Set task
Extract all lines that hold the string "JSON".
Begin Exercise material
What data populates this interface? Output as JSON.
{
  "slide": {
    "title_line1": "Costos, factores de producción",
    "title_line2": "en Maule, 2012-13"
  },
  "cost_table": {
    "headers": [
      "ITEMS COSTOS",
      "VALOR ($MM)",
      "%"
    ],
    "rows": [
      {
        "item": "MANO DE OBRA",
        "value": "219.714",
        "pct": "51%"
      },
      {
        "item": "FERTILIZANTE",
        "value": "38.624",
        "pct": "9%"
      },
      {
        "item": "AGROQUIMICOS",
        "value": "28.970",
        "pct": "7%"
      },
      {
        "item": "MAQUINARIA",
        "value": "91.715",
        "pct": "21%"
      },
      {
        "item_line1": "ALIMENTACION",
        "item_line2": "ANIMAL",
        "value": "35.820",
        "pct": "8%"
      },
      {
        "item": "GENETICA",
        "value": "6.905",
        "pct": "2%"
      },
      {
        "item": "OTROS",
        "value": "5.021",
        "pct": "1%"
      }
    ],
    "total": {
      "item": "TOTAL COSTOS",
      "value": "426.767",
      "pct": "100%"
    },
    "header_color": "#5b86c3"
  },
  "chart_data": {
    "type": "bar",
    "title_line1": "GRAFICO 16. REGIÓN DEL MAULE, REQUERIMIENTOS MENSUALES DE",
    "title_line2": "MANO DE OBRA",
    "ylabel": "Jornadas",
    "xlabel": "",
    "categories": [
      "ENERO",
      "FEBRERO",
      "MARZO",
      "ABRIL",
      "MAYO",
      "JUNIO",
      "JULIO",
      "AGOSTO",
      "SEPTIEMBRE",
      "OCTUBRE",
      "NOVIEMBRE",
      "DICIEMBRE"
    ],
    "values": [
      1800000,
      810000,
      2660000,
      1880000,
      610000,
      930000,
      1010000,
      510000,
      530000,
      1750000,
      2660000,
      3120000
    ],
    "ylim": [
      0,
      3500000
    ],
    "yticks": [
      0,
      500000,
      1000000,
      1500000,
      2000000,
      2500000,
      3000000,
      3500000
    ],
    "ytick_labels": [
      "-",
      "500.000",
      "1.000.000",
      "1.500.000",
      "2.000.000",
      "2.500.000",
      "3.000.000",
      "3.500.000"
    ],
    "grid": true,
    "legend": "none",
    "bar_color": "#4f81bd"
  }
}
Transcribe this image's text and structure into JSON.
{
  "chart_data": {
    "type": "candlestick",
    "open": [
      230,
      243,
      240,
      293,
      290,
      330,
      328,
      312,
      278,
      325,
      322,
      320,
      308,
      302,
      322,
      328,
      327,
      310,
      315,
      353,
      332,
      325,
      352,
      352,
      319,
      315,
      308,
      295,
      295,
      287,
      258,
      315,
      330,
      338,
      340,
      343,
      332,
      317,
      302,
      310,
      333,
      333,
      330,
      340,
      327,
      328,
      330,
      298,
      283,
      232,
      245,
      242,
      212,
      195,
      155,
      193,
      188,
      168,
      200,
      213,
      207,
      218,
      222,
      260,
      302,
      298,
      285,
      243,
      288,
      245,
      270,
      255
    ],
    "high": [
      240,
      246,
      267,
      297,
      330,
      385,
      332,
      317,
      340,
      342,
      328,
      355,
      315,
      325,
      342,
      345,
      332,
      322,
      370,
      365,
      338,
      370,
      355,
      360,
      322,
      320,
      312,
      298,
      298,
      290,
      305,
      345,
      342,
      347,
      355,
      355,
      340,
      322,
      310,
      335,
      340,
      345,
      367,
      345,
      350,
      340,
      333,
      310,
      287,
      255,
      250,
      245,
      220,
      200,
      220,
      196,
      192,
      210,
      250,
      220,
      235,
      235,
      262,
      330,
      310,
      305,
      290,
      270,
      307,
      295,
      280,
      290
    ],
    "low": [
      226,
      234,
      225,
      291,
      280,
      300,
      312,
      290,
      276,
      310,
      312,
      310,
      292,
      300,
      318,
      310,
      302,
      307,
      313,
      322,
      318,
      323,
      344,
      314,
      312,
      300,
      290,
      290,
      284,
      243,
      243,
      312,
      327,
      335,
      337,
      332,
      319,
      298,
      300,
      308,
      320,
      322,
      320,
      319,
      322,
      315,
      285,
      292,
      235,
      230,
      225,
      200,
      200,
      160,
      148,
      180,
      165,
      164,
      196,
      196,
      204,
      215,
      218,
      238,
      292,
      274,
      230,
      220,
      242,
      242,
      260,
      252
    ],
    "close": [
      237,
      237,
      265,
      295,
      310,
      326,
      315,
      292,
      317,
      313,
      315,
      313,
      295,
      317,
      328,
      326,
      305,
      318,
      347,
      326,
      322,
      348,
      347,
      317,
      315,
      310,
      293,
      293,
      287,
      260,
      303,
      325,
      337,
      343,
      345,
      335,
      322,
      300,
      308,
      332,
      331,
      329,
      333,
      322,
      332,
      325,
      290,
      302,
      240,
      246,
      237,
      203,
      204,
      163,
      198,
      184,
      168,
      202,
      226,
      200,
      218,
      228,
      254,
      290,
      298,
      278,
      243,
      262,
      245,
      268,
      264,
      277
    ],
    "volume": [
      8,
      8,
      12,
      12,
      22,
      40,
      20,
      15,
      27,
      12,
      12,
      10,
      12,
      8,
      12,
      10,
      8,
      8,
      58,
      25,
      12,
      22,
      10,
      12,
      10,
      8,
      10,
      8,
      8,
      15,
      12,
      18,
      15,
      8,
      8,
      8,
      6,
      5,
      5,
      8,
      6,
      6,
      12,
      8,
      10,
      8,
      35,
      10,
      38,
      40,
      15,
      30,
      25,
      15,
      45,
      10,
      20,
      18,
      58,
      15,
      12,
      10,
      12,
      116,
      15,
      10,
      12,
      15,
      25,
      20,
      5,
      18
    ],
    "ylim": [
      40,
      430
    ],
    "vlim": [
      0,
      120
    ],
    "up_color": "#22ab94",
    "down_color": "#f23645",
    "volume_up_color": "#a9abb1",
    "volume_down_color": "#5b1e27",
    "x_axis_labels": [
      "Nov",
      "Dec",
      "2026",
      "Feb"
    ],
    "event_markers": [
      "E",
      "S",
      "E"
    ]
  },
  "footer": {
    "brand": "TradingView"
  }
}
End Exercise material
Written answer
What data populates this interface? Output as JSON.
Transcribe this image's text and structure into JSON.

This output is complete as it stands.